● **The exercise**
Find the lines holding the string "this" in the data, then copy all of them.

● **Exercise data**
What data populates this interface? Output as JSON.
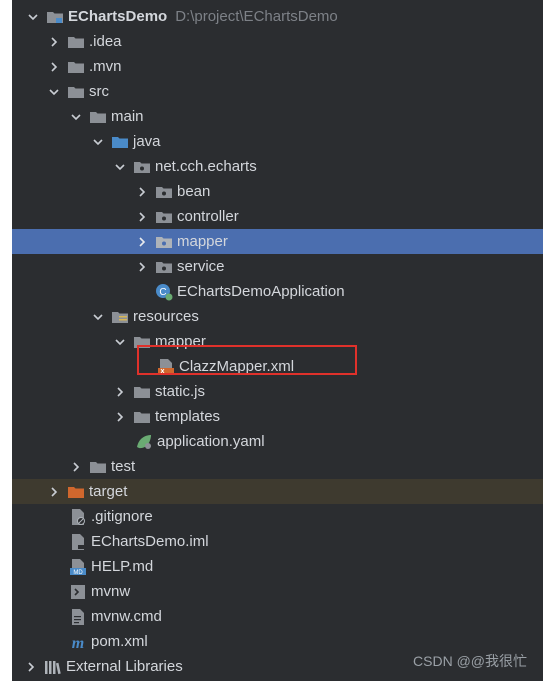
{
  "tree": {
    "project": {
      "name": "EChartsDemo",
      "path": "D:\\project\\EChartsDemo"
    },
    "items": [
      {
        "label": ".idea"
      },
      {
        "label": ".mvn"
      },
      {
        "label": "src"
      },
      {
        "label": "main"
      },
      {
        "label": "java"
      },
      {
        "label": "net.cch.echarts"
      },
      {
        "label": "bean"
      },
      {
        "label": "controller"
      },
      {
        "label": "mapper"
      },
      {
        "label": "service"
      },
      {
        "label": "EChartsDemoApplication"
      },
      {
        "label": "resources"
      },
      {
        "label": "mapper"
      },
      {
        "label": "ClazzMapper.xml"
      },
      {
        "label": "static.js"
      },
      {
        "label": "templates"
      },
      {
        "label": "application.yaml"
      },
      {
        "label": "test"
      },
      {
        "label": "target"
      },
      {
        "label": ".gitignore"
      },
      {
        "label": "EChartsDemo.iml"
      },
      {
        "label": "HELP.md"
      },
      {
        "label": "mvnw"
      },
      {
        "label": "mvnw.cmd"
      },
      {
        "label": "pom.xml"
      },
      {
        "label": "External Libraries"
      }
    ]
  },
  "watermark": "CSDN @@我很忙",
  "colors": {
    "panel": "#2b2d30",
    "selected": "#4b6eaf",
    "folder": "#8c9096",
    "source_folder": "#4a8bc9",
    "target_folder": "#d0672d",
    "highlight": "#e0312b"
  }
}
* * *
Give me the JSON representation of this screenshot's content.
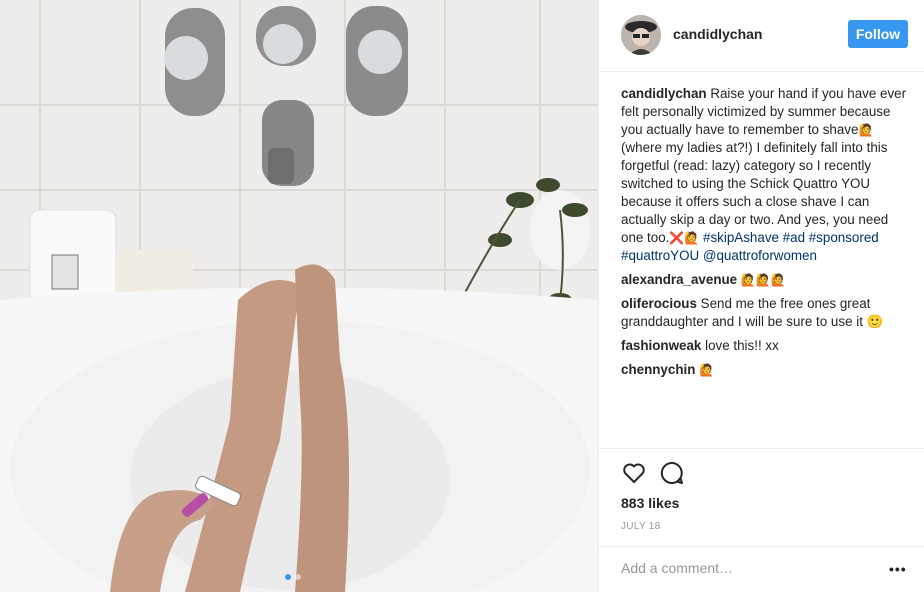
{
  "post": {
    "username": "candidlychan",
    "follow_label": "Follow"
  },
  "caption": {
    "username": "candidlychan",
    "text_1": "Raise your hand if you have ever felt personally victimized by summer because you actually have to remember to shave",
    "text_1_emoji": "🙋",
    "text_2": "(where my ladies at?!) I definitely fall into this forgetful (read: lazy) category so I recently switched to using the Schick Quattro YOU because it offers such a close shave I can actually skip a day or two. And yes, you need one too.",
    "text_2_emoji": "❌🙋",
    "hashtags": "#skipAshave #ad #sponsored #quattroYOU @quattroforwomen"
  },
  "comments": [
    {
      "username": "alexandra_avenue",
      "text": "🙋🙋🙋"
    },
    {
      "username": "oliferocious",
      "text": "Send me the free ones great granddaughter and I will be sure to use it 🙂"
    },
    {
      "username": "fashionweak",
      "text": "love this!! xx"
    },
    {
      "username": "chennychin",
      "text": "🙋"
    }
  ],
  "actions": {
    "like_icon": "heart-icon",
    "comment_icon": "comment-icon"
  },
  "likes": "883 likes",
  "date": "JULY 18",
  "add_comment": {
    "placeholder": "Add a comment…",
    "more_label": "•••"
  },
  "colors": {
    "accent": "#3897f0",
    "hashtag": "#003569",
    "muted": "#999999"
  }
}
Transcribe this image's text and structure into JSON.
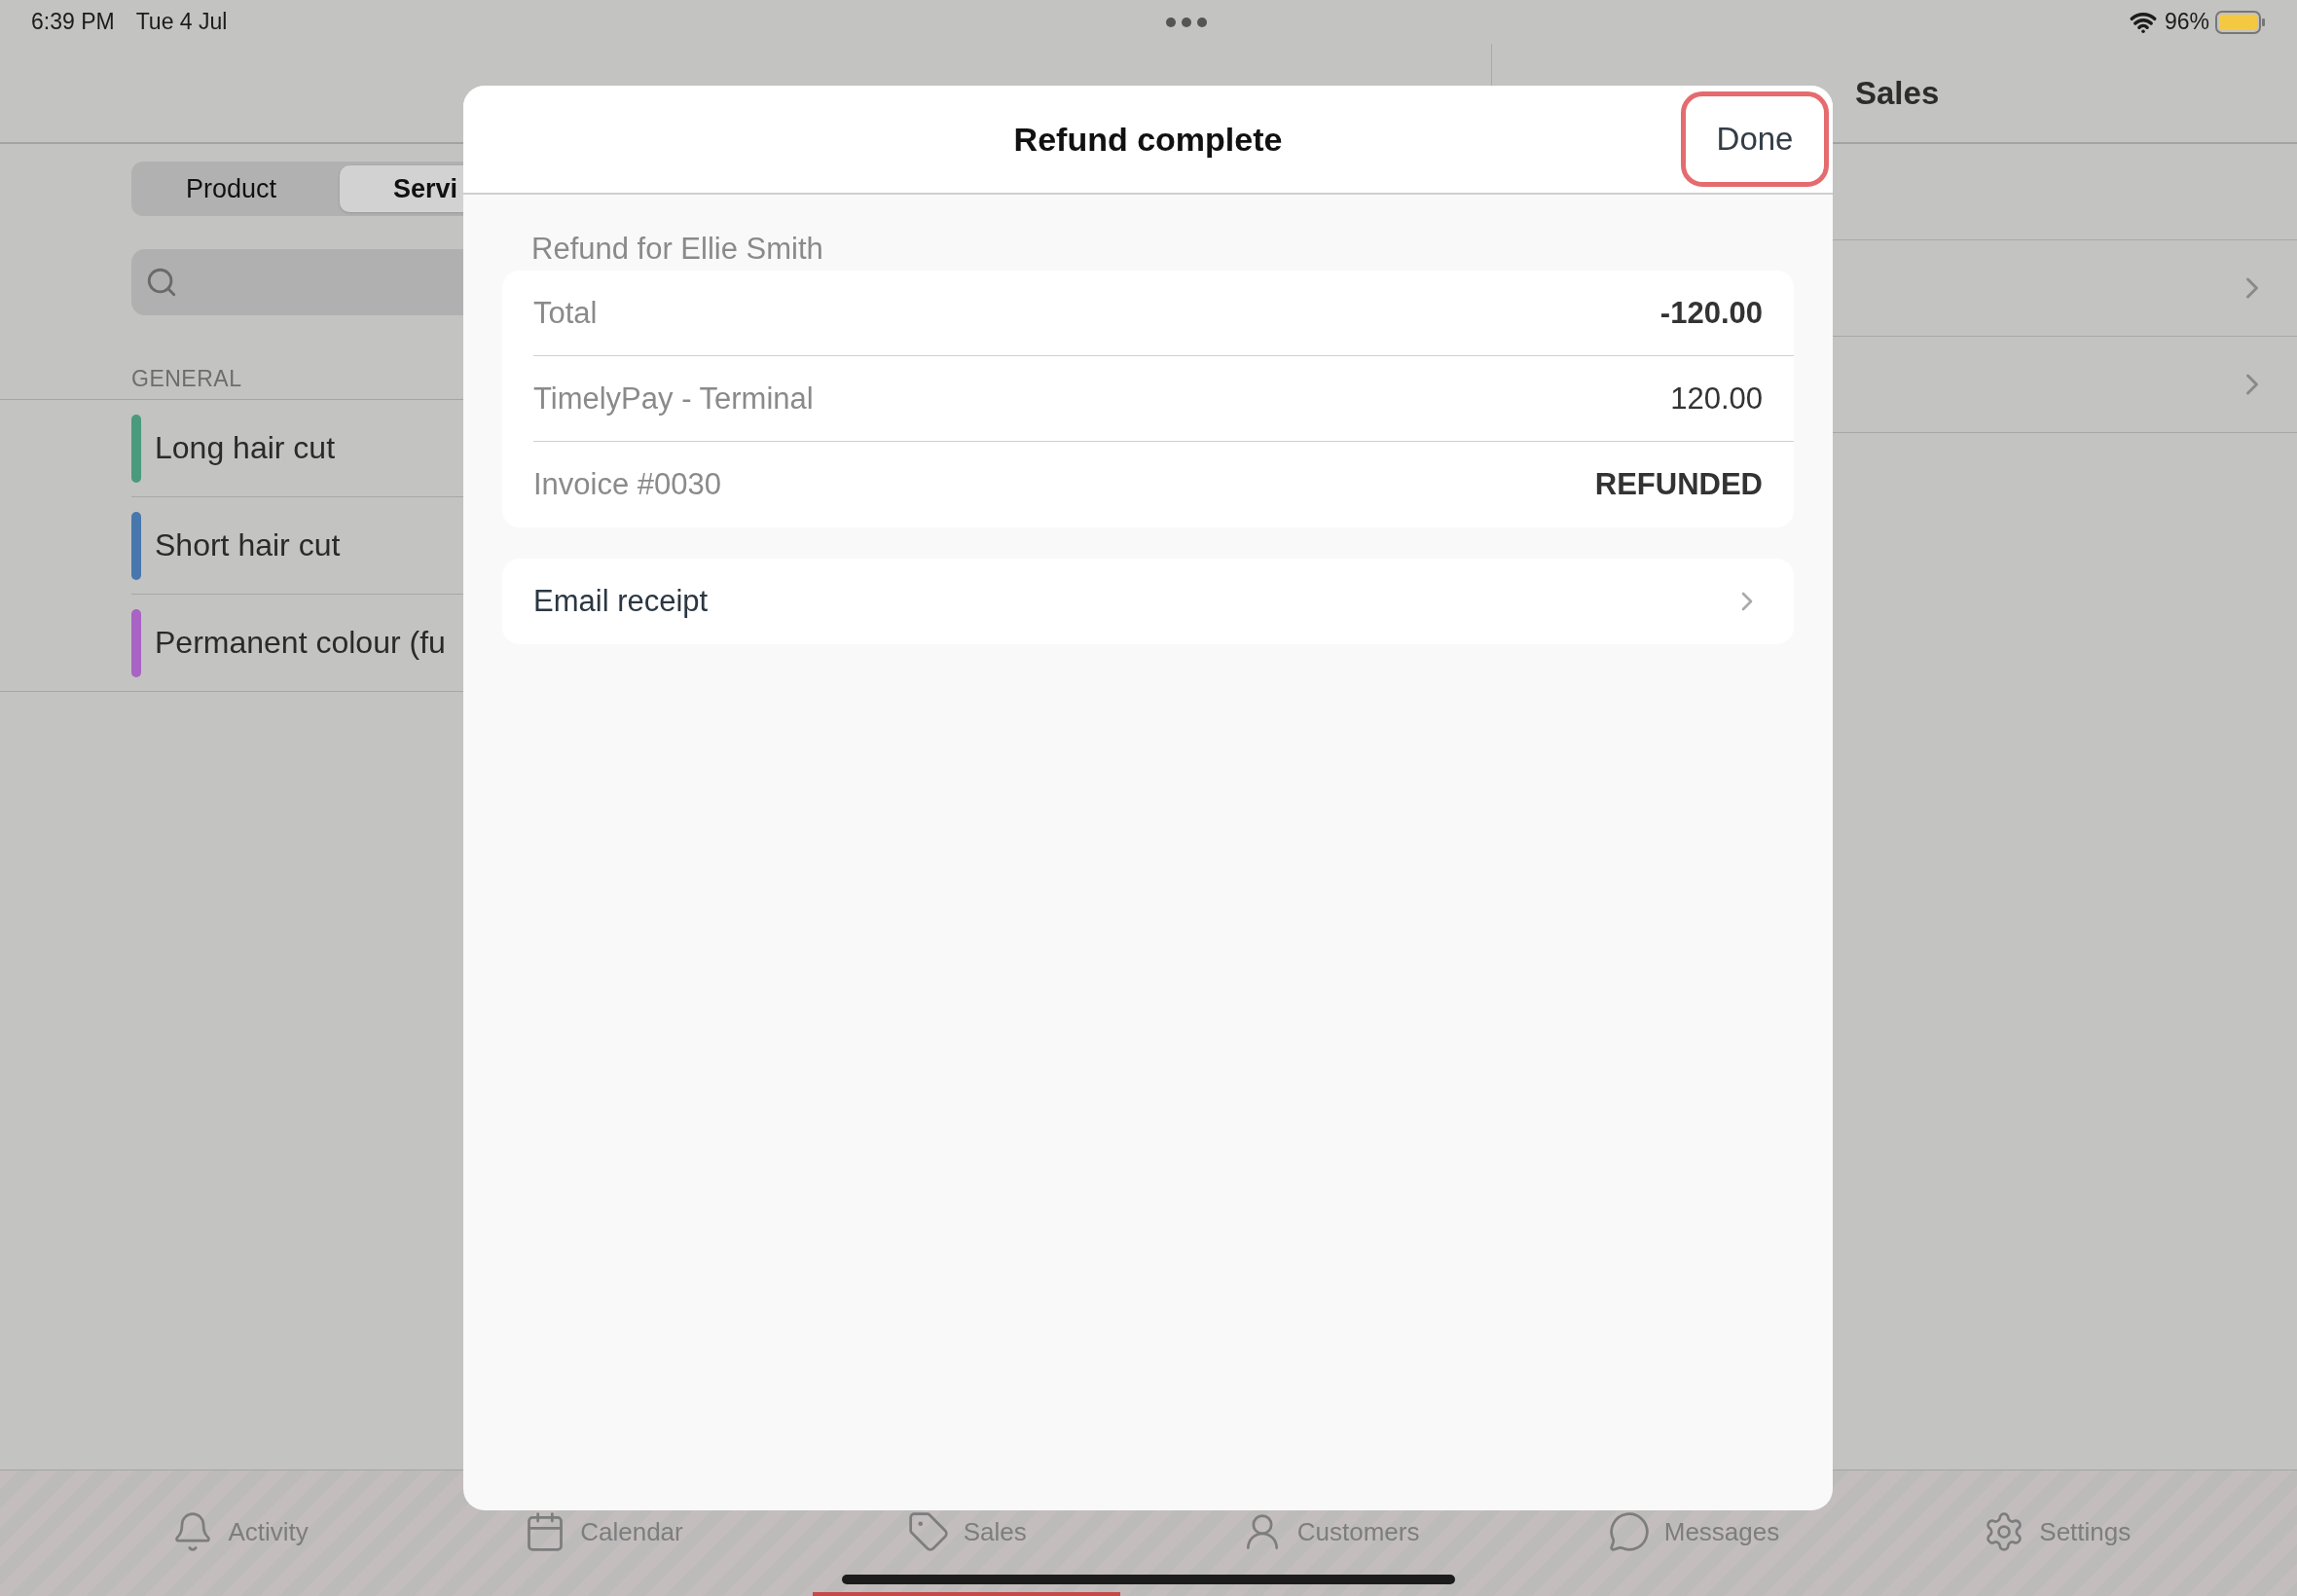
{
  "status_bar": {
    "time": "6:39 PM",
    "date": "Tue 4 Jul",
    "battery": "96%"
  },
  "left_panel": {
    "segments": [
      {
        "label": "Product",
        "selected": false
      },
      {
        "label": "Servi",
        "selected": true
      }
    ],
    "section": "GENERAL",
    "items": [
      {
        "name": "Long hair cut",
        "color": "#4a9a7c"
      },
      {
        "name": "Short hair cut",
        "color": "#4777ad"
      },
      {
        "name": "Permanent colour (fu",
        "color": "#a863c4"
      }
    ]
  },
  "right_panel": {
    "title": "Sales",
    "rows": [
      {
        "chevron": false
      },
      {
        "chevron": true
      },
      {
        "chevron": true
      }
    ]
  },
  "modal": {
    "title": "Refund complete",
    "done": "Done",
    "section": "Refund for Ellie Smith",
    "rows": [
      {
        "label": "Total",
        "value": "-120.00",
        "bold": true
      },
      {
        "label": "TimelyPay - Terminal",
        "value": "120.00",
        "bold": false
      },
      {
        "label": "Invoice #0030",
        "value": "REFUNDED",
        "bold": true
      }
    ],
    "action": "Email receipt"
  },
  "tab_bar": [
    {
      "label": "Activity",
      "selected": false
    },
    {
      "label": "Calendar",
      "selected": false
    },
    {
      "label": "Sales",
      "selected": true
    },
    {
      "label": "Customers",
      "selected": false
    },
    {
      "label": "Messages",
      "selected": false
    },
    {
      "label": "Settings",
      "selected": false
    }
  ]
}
--
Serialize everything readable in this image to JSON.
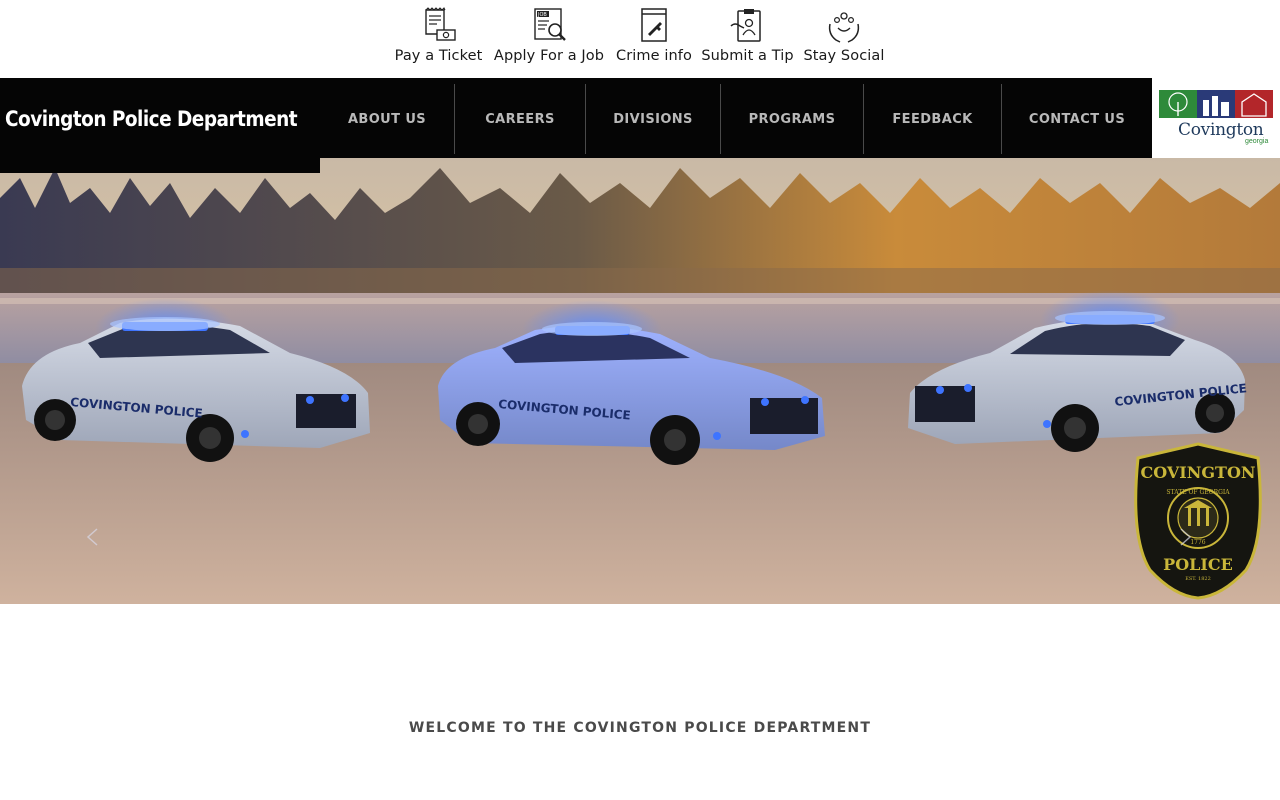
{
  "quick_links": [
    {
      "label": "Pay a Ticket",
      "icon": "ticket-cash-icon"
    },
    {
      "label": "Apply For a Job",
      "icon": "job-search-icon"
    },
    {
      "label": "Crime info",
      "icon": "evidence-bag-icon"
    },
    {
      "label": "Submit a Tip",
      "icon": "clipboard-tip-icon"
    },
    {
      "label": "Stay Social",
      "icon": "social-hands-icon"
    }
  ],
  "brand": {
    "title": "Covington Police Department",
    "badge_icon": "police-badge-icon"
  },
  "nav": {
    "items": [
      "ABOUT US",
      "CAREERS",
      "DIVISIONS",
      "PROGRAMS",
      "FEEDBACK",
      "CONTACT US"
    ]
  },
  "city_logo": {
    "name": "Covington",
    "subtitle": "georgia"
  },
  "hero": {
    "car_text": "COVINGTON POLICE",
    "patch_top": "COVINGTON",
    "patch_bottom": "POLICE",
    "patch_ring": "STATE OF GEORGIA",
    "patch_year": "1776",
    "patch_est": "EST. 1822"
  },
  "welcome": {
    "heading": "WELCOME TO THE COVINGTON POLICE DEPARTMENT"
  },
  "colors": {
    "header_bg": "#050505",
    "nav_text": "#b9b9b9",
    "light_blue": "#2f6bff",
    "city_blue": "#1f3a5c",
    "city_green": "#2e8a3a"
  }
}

● **Solution below**
What data populates this interface? Output as JSON.
Give me the JSON representation of this screenshot's content.
    "text_2": "(where my ladies at?!) I definitely fall into this forgetful (read: lazy) category so I recently switched to using the Schick Quattro YOU because it offers such a close shave I can actually skip a day or two. And yes, you need one too.",
      "text": "love this!! xx"
Transcribe this image's text and structure into JSON.
Serialize everything readable in this image to JSON.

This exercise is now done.